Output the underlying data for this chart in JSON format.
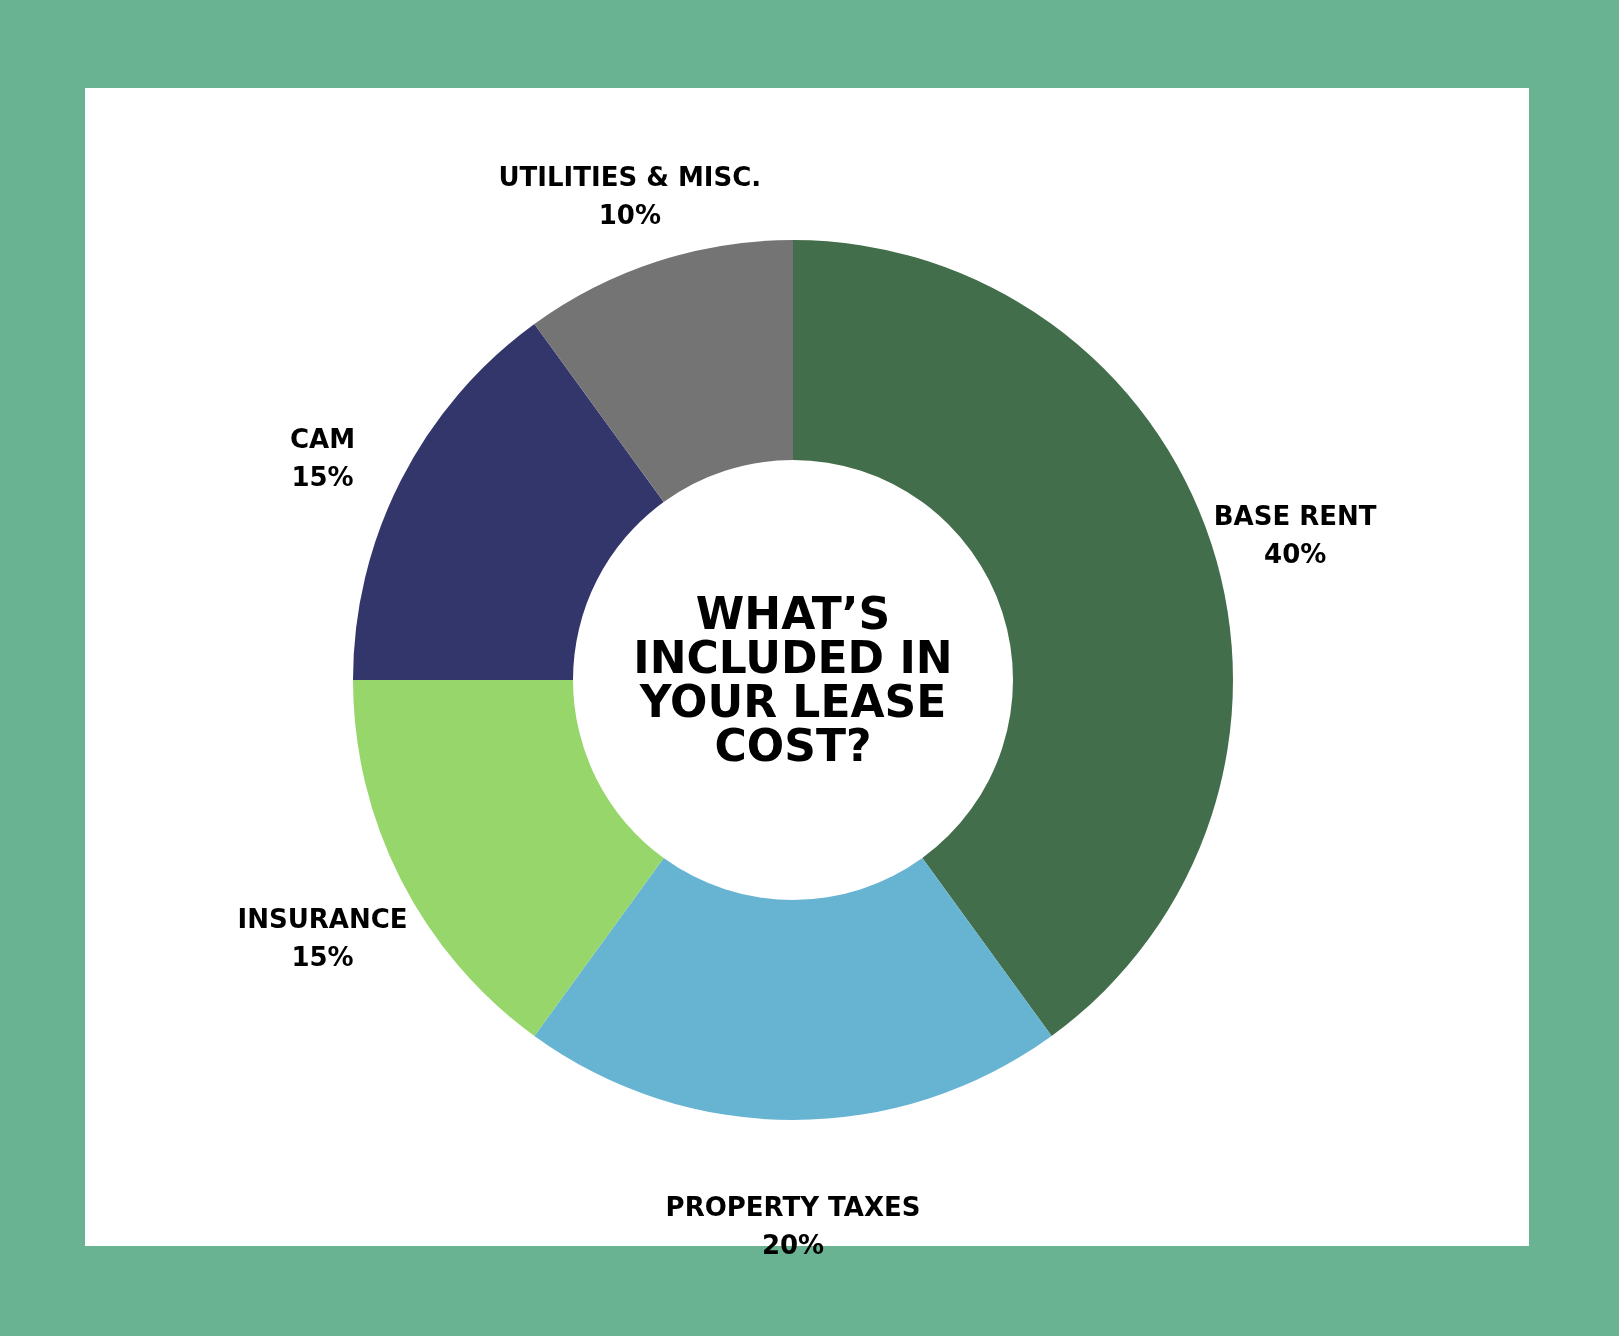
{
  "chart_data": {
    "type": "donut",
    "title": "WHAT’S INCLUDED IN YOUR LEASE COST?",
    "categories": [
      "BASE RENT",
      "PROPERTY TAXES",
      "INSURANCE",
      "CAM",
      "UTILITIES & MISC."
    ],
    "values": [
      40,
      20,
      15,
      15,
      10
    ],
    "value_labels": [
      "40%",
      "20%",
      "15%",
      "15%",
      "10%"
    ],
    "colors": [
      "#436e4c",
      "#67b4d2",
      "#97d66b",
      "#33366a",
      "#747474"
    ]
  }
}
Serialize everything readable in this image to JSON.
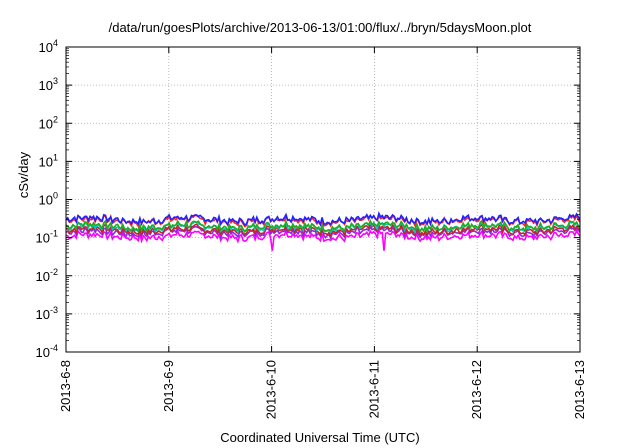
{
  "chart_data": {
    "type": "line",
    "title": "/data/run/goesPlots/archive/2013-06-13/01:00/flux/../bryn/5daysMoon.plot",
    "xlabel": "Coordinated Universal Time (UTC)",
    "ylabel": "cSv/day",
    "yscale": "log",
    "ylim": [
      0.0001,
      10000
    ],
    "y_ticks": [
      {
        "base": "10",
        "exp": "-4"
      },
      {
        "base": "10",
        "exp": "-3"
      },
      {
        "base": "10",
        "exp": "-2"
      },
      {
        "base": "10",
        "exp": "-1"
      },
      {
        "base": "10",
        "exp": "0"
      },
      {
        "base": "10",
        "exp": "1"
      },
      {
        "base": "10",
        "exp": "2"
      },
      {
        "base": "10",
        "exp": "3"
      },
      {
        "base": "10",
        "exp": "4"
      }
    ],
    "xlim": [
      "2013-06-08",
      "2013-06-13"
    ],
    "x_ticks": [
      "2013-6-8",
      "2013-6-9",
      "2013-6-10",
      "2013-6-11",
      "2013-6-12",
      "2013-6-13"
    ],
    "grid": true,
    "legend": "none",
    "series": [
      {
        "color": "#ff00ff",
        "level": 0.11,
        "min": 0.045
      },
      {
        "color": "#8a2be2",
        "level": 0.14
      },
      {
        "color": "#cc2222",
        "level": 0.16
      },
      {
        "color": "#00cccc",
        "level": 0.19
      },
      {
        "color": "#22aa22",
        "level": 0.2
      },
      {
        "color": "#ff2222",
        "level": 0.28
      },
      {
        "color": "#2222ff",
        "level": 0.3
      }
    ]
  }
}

## EXERCISE INSTRUCTIONS
Omitting all images, retype each line of the records precisely.

## EXPECTED ANSWER
Output the underlying data for this chart in JSON format.
{
  "chart_data": {
    "type": "donut",
    "title": "WHAT’S INCLUDED IN YOUR LEASE COST?",
    "categories": [
      "BASE RENT",
      "PROPERTY TAXES",
      "INSURANCE",
      "CAM",
      "UTILITIES & MISC."
    ],
    "values": [
      40,
      20,
      15,
      15,
      10
    ],
    "value_labels": [
      "40%",
      "20%",
      "15%",
      "15%",
      "10%"
    ],
    "colors": [
      "#436e4c",
      "#67b4d2",
      "#97d66b",
      "#33366a",
      "#747474"
    ]
  }
}
Serialize everything readable in this image to JSON.
{
  "chart_data": {
    "type": "line",
    "title": "/data/run/goesPlots/archive/2013-06-13/01:00/flux/../bryn/5daysMoon.plot",
    "xlabel": "Coordinated Universal Time (UTC)",
    "ylabel": "cSv/day",
    "yscale": "log",
    "ylim": [
      0.0001,
      10000
    ],
    "y_ticks": [
      {
        "base": "10",
        "exp": "-4"
      },
      {
        "base": "10",
        "exp": "-3"
      },
      {
        "base": "10",
        "exp": "-2"
      },
      {
        "base": "10",
        "exp": "-1"
      },
      {
        "base": "10",
        "exp": "0"
      },
      {
        "base": "10",
        "exp": "1"
      },
      {
        "base": "10",
        "exp": "2"
      },
      {
        "base": "10",
        "exp": "3"
      },
      {
        "base": "10",
        "exp": "4"
      }
    ],
    "xlim": [
      "2013-06-08",
      "2013-06-13"
    ],
    "x_ticks": [
      "2013-6-8",
      "2013-6-9",
      "2013-6-10",
      "2013-6-11",
      "2013-6-12",
      "2013-6-13"
    ],
    "grid": true,
    "legend": "none",
    "series": [
      {
        "color": "#ff00ff",
        "level": 0.11,
        "min": 0.045
      },
      {
        "color": "#8a2be2",
        "level": 0.14
      },
      {
        "color": "#cc2222",
        "level": 0.16
      },
      {
        "color": "#00cccc",
        "level": 0.19
      },
      {
        "color": "#22aa22",
        "level": 0.2
      },
      {
        "color": "#ff2222",
        "level": 0.28
      },
      {
        "color": "#2222ff",
        "level": 0.3
      }
    ]
  }
}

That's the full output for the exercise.